**Direction:**
Select and copy out every line in the records containing "Добавить".

╔══

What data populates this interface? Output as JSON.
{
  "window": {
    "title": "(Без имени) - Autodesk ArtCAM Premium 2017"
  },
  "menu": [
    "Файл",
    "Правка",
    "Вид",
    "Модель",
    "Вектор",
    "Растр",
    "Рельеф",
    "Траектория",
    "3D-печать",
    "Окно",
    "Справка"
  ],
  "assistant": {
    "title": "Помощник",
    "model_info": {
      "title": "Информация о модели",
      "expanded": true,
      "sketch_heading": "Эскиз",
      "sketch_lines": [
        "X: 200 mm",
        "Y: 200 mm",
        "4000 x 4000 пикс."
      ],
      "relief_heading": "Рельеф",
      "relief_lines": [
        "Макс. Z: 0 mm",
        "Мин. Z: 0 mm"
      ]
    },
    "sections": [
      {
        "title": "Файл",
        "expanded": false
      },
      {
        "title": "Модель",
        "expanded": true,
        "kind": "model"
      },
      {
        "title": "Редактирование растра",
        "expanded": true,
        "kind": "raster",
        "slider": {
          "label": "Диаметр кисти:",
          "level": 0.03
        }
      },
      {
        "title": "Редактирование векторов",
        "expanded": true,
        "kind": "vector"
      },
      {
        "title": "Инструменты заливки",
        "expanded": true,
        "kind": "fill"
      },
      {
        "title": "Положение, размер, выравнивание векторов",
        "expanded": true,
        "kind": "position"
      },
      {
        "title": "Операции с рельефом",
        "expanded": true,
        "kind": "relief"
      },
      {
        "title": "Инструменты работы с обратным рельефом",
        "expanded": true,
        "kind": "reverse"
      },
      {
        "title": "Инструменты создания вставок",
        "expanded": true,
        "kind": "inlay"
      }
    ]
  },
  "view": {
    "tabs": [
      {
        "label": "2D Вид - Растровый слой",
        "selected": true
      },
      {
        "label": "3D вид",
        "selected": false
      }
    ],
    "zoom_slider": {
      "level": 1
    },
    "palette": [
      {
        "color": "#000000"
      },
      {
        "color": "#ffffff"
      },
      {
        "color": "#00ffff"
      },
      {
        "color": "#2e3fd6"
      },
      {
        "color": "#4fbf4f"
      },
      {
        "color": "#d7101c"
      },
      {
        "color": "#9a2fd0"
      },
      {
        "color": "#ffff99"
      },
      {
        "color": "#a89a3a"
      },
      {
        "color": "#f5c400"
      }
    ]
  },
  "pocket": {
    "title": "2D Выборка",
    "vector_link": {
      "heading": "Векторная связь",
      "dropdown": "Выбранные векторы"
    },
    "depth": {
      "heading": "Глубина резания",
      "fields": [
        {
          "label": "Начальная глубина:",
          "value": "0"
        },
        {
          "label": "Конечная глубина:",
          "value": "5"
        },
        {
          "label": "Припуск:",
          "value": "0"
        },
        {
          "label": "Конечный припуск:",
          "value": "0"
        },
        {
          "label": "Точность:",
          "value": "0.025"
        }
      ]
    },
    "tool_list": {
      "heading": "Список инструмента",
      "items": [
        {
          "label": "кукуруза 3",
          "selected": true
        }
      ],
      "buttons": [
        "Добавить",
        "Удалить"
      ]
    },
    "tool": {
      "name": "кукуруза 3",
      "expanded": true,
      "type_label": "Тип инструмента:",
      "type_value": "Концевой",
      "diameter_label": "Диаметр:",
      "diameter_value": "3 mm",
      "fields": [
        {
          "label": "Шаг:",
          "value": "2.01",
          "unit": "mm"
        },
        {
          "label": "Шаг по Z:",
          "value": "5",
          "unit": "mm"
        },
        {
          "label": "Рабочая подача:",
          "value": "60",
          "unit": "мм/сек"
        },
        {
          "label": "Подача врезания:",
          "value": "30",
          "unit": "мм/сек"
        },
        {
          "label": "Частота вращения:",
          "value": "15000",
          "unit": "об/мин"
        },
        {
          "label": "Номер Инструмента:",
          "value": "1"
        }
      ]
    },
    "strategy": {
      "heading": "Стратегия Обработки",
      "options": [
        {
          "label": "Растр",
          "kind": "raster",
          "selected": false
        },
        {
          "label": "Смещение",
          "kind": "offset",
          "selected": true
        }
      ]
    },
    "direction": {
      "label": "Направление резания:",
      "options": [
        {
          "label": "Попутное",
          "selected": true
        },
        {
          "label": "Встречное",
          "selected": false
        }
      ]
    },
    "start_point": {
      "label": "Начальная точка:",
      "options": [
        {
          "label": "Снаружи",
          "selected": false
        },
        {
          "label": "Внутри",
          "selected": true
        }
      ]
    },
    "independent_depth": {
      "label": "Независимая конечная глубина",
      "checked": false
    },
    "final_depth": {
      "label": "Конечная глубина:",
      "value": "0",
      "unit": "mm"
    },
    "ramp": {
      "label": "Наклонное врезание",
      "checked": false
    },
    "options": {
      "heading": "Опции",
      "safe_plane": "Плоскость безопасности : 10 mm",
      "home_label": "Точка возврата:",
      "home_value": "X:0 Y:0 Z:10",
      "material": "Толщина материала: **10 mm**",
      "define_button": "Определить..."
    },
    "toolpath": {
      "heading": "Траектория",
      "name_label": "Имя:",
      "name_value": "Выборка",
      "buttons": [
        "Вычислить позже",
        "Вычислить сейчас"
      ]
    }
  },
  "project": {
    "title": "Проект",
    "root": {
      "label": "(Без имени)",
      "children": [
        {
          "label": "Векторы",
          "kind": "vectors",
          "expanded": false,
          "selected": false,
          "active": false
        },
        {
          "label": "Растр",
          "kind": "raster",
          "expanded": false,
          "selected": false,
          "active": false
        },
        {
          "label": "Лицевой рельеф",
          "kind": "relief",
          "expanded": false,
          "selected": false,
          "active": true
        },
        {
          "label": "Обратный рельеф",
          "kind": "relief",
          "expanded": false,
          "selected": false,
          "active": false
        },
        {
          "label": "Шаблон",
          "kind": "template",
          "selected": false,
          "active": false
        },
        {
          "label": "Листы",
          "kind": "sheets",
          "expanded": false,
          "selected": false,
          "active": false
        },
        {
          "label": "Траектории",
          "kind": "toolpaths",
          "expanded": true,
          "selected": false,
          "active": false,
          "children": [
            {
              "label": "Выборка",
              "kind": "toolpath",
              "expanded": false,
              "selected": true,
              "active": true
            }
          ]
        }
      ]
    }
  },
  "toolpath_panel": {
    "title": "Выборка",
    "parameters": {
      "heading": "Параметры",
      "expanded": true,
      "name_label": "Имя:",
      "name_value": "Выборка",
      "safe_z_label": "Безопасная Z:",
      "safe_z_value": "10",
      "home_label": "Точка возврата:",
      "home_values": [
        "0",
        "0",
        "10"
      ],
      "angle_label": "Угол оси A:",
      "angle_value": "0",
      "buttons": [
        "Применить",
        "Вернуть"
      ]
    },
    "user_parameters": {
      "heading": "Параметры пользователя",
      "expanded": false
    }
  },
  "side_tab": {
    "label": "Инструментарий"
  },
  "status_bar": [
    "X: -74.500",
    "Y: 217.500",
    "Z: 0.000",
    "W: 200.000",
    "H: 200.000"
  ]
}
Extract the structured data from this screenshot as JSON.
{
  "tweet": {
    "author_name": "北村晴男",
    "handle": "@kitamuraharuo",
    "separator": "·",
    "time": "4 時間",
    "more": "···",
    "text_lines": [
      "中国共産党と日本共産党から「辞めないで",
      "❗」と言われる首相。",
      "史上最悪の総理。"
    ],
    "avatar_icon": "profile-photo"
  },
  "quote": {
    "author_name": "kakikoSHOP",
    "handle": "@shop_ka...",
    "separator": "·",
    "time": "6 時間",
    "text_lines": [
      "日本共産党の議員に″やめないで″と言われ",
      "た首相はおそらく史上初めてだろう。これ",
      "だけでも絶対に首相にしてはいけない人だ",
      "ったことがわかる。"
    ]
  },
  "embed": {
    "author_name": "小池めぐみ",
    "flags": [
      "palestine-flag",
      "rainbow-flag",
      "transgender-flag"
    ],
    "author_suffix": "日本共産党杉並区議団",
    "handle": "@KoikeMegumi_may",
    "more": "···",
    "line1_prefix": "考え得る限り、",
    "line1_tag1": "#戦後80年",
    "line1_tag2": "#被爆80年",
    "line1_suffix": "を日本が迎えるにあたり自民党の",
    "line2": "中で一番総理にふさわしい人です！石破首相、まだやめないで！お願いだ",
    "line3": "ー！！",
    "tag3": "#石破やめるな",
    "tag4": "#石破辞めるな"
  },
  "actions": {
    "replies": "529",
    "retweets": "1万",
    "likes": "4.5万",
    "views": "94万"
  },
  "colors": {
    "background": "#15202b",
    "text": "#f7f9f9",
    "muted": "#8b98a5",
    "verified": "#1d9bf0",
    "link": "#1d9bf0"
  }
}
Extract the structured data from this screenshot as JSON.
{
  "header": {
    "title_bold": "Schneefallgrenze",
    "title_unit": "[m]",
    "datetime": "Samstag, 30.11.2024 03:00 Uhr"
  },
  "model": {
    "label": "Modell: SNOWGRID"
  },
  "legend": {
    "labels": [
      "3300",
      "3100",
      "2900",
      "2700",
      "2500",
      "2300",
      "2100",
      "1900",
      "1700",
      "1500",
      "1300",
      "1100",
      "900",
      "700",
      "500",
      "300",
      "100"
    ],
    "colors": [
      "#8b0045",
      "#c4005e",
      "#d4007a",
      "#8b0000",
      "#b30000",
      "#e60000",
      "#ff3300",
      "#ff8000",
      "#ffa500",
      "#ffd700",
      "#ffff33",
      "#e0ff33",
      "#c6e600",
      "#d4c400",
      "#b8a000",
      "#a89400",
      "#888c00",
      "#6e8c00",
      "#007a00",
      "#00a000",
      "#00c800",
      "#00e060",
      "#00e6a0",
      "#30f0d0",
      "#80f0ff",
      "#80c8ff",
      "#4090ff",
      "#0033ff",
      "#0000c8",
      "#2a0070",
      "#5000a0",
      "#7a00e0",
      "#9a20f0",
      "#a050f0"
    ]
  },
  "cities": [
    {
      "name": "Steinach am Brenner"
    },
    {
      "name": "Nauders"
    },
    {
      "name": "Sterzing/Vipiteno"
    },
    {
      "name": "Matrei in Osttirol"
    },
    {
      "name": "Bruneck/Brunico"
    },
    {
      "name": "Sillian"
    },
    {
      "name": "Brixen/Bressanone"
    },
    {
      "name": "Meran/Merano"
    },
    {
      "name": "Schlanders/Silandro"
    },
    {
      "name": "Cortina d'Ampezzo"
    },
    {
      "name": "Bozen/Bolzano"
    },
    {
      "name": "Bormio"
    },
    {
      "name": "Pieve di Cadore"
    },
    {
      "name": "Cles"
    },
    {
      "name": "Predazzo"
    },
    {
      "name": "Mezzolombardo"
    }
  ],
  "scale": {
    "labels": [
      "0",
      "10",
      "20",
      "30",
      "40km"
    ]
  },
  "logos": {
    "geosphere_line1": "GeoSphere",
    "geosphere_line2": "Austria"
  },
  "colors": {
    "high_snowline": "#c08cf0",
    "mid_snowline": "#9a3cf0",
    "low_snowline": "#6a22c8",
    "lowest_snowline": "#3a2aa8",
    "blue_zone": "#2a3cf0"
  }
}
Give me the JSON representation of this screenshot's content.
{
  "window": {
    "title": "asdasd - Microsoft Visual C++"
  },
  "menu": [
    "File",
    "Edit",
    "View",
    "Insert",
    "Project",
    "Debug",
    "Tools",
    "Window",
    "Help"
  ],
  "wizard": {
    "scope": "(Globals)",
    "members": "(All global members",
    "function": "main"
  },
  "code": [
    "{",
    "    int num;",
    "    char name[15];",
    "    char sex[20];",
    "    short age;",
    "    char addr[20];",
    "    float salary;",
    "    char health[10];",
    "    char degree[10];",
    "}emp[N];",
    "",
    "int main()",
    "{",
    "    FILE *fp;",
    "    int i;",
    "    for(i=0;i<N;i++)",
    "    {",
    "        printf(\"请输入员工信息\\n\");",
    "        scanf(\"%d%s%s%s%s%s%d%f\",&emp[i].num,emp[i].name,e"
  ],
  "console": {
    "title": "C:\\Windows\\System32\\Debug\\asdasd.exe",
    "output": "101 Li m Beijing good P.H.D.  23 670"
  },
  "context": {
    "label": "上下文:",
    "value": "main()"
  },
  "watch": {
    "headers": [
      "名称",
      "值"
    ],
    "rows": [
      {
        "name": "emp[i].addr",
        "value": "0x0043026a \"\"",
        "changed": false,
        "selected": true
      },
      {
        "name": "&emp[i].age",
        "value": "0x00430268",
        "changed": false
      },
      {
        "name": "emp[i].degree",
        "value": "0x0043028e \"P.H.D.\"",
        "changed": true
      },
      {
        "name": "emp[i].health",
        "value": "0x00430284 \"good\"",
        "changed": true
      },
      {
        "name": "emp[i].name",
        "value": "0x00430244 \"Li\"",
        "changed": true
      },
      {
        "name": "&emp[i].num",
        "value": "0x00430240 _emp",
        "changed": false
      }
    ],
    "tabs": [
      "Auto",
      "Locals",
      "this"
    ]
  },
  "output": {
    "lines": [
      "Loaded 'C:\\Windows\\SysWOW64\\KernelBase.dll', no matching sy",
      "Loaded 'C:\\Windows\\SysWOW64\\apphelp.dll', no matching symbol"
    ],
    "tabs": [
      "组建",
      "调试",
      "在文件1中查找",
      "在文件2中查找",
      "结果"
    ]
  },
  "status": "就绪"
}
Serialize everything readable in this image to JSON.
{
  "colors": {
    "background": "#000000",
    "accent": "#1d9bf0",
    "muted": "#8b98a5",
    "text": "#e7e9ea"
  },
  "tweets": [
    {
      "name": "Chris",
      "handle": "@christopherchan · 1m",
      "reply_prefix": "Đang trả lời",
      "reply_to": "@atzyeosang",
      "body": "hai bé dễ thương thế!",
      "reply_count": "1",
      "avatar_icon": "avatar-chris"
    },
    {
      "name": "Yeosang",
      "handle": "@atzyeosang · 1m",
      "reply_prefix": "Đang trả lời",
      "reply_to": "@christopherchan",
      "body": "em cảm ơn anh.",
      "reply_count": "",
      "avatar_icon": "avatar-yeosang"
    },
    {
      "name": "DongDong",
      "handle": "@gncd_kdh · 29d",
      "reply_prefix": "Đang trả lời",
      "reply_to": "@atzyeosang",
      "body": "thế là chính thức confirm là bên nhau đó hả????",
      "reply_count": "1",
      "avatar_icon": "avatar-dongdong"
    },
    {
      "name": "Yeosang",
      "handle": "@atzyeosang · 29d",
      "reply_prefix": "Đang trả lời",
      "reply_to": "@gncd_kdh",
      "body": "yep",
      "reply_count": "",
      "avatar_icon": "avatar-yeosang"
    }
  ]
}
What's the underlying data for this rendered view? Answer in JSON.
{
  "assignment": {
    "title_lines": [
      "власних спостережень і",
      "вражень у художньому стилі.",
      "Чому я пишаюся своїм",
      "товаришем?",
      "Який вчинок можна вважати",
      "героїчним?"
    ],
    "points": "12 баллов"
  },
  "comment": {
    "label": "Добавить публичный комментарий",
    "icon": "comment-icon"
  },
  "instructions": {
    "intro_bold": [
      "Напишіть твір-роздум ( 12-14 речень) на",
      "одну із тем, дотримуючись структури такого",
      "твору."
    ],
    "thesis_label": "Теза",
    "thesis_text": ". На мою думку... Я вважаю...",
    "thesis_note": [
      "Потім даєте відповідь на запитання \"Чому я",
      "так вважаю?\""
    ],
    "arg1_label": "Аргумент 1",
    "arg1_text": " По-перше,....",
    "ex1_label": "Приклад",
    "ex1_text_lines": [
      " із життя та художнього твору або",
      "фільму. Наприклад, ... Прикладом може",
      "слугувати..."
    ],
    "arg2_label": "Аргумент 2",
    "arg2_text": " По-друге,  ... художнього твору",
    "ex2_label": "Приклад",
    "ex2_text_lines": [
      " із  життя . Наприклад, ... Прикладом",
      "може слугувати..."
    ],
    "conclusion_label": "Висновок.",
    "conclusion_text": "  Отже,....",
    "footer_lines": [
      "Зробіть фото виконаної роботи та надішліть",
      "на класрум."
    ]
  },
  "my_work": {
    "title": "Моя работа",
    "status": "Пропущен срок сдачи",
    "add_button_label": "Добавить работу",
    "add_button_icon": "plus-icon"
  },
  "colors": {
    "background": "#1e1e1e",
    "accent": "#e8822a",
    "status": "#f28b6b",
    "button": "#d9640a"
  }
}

╚══

**Task solution:**
        "Добавить",
    "label": "Добавить публичный комментарий",
    "add_button_label": "Добавить работу",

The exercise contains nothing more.